_What is asked:_
Can you reproduce the records below, switching "Forecast Time (UTC)" to "Valid Time (UTC)" throughout and leaving everything else unchanged?

_Material for this task:_

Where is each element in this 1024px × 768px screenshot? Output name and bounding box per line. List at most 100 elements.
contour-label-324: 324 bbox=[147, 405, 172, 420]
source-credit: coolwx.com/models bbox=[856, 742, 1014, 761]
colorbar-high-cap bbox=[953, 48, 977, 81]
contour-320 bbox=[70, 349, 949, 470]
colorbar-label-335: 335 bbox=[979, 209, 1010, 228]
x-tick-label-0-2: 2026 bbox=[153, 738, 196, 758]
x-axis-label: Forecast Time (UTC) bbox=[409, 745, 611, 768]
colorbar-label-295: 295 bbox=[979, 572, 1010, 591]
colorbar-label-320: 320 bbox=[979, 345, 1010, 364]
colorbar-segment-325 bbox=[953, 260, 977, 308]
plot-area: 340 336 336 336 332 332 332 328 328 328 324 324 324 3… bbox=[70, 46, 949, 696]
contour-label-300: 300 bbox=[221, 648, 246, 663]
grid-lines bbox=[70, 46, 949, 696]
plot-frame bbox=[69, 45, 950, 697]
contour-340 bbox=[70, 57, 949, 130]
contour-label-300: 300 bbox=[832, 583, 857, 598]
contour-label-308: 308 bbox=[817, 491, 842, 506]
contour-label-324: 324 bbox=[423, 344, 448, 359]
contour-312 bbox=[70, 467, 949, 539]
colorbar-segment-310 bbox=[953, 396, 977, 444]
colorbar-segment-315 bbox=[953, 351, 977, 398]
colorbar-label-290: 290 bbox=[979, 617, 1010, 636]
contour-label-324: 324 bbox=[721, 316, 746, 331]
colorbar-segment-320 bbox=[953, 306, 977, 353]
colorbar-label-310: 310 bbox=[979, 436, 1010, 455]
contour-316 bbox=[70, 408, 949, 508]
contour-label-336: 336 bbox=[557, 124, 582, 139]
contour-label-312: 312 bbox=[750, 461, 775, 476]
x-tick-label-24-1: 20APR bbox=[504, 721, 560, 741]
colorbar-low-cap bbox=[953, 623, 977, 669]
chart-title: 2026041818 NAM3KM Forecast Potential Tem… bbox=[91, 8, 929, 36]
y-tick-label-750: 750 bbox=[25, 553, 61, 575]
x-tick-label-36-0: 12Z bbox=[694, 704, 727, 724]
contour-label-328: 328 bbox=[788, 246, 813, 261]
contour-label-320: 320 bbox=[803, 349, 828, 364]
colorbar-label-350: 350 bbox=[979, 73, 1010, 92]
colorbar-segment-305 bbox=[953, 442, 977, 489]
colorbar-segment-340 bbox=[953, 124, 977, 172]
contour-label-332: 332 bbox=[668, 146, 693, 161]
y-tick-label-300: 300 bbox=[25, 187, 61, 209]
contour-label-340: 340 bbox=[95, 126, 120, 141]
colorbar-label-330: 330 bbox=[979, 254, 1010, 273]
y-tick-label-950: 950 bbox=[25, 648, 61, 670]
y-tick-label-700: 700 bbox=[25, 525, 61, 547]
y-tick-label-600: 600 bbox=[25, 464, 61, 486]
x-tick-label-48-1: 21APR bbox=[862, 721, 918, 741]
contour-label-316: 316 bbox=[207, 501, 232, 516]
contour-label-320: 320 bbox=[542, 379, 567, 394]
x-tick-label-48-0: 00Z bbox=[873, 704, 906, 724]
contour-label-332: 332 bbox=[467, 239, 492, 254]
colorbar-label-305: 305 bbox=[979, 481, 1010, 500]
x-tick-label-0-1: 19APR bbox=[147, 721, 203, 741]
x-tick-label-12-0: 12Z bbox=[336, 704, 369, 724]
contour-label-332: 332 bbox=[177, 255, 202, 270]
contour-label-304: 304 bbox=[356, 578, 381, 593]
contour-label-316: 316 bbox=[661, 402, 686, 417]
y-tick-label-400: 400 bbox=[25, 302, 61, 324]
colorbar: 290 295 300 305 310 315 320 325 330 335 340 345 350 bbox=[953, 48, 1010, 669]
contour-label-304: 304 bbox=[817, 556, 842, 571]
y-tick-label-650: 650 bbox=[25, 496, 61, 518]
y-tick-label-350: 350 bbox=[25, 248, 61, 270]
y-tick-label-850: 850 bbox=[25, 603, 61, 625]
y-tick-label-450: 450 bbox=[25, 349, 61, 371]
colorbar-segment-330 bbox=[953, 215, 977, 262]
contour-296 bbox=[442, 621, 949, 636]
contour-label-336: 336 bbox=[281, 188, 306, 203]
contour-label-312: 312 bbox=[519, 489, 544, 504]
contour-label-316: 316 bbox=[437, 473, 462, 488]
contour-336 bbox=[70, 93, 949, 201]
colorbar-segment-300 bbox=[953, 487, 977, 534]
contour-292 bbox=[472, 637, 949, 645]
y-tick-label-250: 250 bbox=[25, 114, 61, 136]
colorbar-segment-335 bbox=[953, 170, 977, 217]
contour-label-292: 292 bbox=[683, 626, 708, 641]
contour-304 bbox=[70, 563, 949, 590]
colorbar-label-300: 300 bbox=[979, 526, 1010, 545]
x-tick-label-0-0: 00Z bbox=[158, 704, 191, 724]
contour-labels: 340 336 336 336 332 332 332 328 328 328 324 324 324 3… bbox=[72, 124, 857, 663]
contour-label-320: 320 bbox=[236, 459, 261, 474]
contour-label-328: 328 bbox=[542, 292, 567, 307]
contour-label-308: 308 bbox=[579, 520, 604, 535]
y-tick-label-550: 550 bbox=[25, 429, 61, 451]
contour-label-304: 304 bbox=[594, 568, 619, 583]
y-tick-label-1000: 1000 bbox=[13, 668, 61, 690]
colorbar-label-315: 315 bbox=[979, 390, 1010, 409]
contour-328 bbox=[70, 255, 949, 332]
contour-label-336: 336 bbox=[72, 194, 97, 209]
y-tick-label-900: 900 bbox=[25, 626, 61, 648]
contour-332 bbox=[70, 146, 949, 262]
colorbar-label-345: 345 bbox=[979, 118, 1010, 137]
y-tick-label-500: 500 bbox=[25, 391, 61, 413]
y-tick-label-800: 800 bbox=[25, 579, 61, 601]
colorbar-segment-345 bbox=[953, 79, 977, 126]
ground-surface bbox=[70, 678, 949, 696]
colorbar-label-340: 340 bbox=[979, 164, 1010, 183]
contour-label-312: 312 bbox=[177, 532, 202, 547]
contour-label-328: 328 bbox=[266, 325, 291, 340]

_Solution:_
Where is each element in this 1024px × 768px screenshot? Output name and bounding box per line. List at most 100 elements.
contour-label-324: 324 bbox=[147, 405, 172, 420]
source-credit: coolwx.com/models bbox=[856, 742, 1014, 761]
colorbar-high-cap bbox=[953, 48, 977, 81]
contour-320 bbox=[70, 349, 949, 470]
colorbar-label-335: 335 bbox=[979, 209, 1010, 228]
x-tick-label-0-2: 2026 bbox=[153, 738, 196, 758]
x-axis-label: Valid Time (UTC) bbox=[409, 745, 611, 768]
colorbar-label-295: 295 bbox=[979, 572, 1010, 591]
colorbar-label-320: 320 bbox=[979, 345, 1010, 364]
colorbar-segment-325 bbox=[953, 260, 977, 308]
plot-area: 340 336 336 336 332 332 332 328 328 328 324 324 324 3… bbox=[70, 46, 949, 696]
contour-label-300: 300 bbox=[221, 648, 246, 663]
grid-lines bbox=[70, 46, 949, 696]
plot-frame bbox=[69, 45, 950, 697]
contour-340 bbox=[70, 57, 949, 130]
contour-label-300: 300 bbox=[832, 583, 857, 598]
contour-label-308: 308 bbox=[817, 491, 842, 506]
contour-label-324: 324 bbox=[423, 344, 448, 359]
contour-312 bbox=[70, 467, 949, 539]
colorbar-segment-310 bbox=[953, 396, 977, 444]
colorbar-segment-315 bbox=[953, 351, 977, 398]
colorbar-label-290: 290 bbox=[979, 617, 1010, 636]
contour-label-324: 324 bbox=[721, 316, 746, 331]
colorbar-segment-320 bbox=[953, 306, 977, 353]
colorbar-label-310: 310 bbox=[979, 436, 1010, 455]
contour-316 bbox=[70, 408, 949, 508]
contour-label-336: 336 bbox=[557, 124, 582, 139]
contour-label-312: 312 bbox=[750, 461, 775, 476]
x-tick-label-24-1: 20APR bbox=[504, 721, 560, 741]
colorbar-low-cap bbox=[953, 623, 977, 669]
chart-title: 2026041818 NAM3KM Forecast Potential Tem… bbox=[91, 8, 929, 36]
y-tick-label-750: 750 bbox=[25, 553, 61, 575]
x-tick-label-36-0: 12Z bbox=[694, 704, 727, 724]
contour-label-328: 328 bbox=[788, 246, 813, 261]
contour-label-320: 320 bbox=[803, 349, 828, 364]
colorbar-label-350: 350 bbox=[979, 73, 1010, 92]
colorbar-segment-305 bbox=[953, 442, 977, 489]
colorbar-segment-340 bbox=[953, 124, 977, 172]
contour-label-332: 332 bbox=[668, 146, 693, 161]
y-tick-label-300: 300 bbox=[25, 187, 61, 209]
contour-label-340: 340 bbox=[95, 126, 120, 141]
colorbar-label-330: 330 bbox=[979, 254, 1010, 273]
y-tick-label-950: 950 bbox=[25, 648, 61, 670]
y-tick-label-700: 700 bbox=[25, 525, 61, 547]
y-tick-label-600: 600 bbox=[25, 464, 61, 486]
x-tick-label-48-1: 21APR bbox=[862, 721, 918, 741]
contour-label-316: 316 bbox=[207, 501, 232, 516]
contour-label-320: 320 bbox=[542, 379, 567, 394]
x-tick-label-48-0: 00Z bbox=[873, 704, 906, 724]
contour-label-332: 332 bbox=[467, 239, 492, 254]
colorbar-label-305: 305 bbox=[979, 481, 1010, 500]
x-tick-label-0-1: 19APR bbox=[147, 721, 203, 741]
x-tick-label-12-0: 12Z bbox=[336, 704, 369, 724]
contour-label-332: 332 bbox=[177, 255, 202, 270]
contour-label-304: 304 bbox=[356, 578, 381, 593]
contour-label-316: 316 bbox=[661, 402, 686, 417]
y-tick-label-400: 400 bbox=[25, 302, 61, 324]
colorbar: 290 295 300 305 310 315 320 325 330 335 340 345 350 bbox=[953, 48, 1010, 669]
contour-label-304: 304 bbox=[817, 556, 842, 571]
y-tick-label-650: 650 bbox=[25, 496, 61, 518]
y-tick-label-350: 350 bbox=[25, 248, 61, 270]
y-tick-label-850: 850 bbox=[25, 603, 61, 625]
y-tick-label-450: 450 bbox=[25, 349, 61, 371]
colorbar-segment-330 bbox=[953, 215, 977, 262]
contour-296 bbox=[442, 621, 949, 636]
contour-label-336: 336 bbox=[281, 188, 306, 203]
contour-label-312: 312 bbox=[519, 489, 544, 504]
contour-label-316: 316 bbox=[437, 473, 462, 488]
contour-336 bbox=[70, 93, 949, 201]
colorbar-segment-300 bbox=[953, 487, 977, 534]
contour-292 bbox=[472, 637, 949, 645]
y-tick-label-250: 250 bbox=[25, 114, 61, 136]
colorbar-segment-335 bbox=[953, 170, 977, 217]
contour-label-292: 292 bbox=[683, 626, 708, 641]
contour-304 bbox=[70, 563, 949, 590]
colorbar-label-300: 300 bbox=[979, 526, 1010, 545]
x-tick-label-0-0: 00Z bbox=[158, 704, 191, 724]
contour-labels: 340 336 336 336 332 332 332 328 328 328 324 324 324 3… bbox=[72, 124, 857, 663]
contour-label-320: 320 bbox=[236, 459, 261, 474]
contour-label-328: 328 bbox=[542, 292, 567, 307]
contour-label-308: 308 bbox=[579, 520, 604, 535]
y-tick-label-550: 550 bbox=[25, 429, 61, 451]
contour-label-304: 304 bbox=[594, 568, 619, 583]
y-tick-label-1000: 1000 bbox=[13, 668, 61, 690]
colorbar-label-315: 315 bbox=[979, 390, 1010, 409]
contour-328 bbox=[70, 255, 949, 332]
contour-label-336: 336 bbox=[72, 194, 97, 209]
y-tick-label-900: 900 bbox=[25, 626, 61, 648]
contour-332 bbox=[70, 146, 949, 262]
colorbar-label-345: 345 bbox=[979, 118, 1010, 137]
y-tick-label-500: 500 bbox=[25, 391, 61, 413]
y-tick-label-800: 800 bbox=[25, 579, 61, 601]
colorbar-segment-345 bbox=[953, 79, 977, 126]
ground-surface bbox=[70, 678, 949, 696]
colorbar-label-340: 340 bbox=[979, 164, 1010, 183]
contour-label-312: 312 bbox=[177, 532, 202, 547]
contour-label-328: 328 bbox=[266, 325, 291, 340]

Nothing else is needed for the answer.